/---

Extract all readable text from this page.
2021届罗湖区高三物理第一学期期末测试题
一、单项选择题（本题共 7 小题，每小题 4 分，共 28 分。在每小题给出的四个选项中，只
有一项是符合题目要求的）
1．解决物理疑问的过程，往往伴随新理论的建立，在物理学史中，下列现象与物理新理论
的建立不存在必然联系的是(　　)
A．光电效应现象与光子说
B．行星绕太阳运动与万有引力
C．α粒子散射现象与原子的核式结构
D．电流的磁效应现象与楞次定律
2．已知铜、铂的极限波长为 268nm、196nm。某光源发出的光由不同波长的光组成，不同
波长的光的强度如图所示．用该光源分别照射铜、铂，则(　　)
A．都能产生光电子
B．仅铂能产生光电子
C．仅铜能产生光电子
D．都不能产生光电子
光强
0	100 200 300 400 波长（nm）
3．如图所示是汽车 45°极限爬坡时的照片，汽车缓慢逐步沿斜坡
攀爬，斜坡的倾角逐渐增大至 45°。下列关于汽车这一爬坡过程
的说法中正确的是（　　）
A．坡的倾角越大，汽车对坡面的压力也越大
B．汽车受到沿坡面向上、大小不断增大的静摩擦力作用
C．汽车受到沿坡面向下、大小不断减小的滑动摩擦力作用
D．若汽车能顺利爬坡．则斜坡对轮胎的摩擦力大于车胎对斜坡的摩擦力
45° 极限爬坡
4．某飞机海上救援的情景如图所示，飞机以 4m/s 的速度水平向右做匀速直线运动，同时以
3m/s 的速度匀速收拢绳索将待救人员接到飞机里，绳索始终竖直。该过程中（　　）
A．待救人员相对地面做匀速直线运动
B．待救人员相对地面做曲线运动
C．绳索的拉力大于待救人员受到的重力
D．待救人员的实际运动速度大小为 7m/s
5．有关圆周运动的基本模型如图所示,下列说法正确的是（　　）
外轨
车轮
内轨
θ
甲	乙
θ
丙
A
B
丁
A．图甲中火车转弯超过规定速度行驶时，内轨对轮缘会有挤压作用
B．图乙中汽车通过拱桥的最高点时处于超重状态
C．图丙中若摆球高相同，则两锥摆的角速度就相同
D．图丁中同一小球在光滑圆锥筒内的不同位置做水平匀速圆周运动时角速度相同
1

\---

**Stated task**
Please output every record, keeping each line exact.

**Solution to this task**
Extract all readable text from this page.
2021届罗湖区高三物理第一学期期末测试题
一、单项选择题（本题共 7 小题，每小题 4 分，共 28 分。在每小题给出的四个选项中，只
有一项是符合题目要求的）
1．解决物理疑问的过程，往往伴随新理论的建立，在物理学史中，下列现象与物理新理论
的建立不存在必然联系的是(　　)
A．光电效应现象与光子说
B．行星绕太阳运动与万有引力
C．α粒子散射现象与原子的核式结构
D．电流的磁效应现象与楞次定律
2．已知铜、铂的极限波长为 268nm、196nm。某光源发出的光由不同波长的光组成，不同
波长的光的强度如图所示．用该光源分别照射铜、铂，则(　　)
A．都能产生光电子
B．仅铂能产生光电子
C．仅铜能产生光电子
D．都不能产生光电子
光强
0	100 200 300 400 波长（nm）
3．如图所示是汽车 45°极限爬坡时的照片，汽车缓慢逐步沿斜坡
攀爬，斜坡的倾角逐渐增大至 45°。下列关于汽车这一爬坡过程
的说法中正确的是（　　）
A．坡的倾角越大，汽车对坡面的压力也越大
B．汽车受到沿坡面向上、大小不断增大的静摩擦力作用
C．汽车受到沿坡面向下、大小不断减小的滑动摩擦力作用
D．若汽车能顺利爬坡．则斜坡对轮胎的摩擦力大于车胎对斜坡的摩擦力
45° 极限爬坡
4．某飞机海上救援的情景如图所示，飞机以 4m/s 的速度水平向右做匀速直线运动，同时以
3m/s 的速度匀速收拢绳索将待救人员接到飞机里，绳索始终竖直。该过程中（　　）
A．待救人员相对地面做匀速直线运动
B．待救人员相对地面做曲线运动
C．绳索的拉力大于待救人员受到的重力
D．待救人员的实际运动速度大小为 7m/s
5．有关圆周运动的基本模型如图所示,下列说法正确的是（　　）
外轨
车轮
内轨
θ
甲	乙
θ
丙
A
B
丁
A．图甲中火车转弯超过规定速度行驶时，内轨对轮缘会有挤压作用
B．图乙中汽车通过拱桥的最高点时处于超重状态
C．图丙中若摆球高相同，则两锥摆的角速度就相同
D．图丁中同一小球在光滑圆锥筒内的不同位置做水平匀速圆周运动时角速度相同
1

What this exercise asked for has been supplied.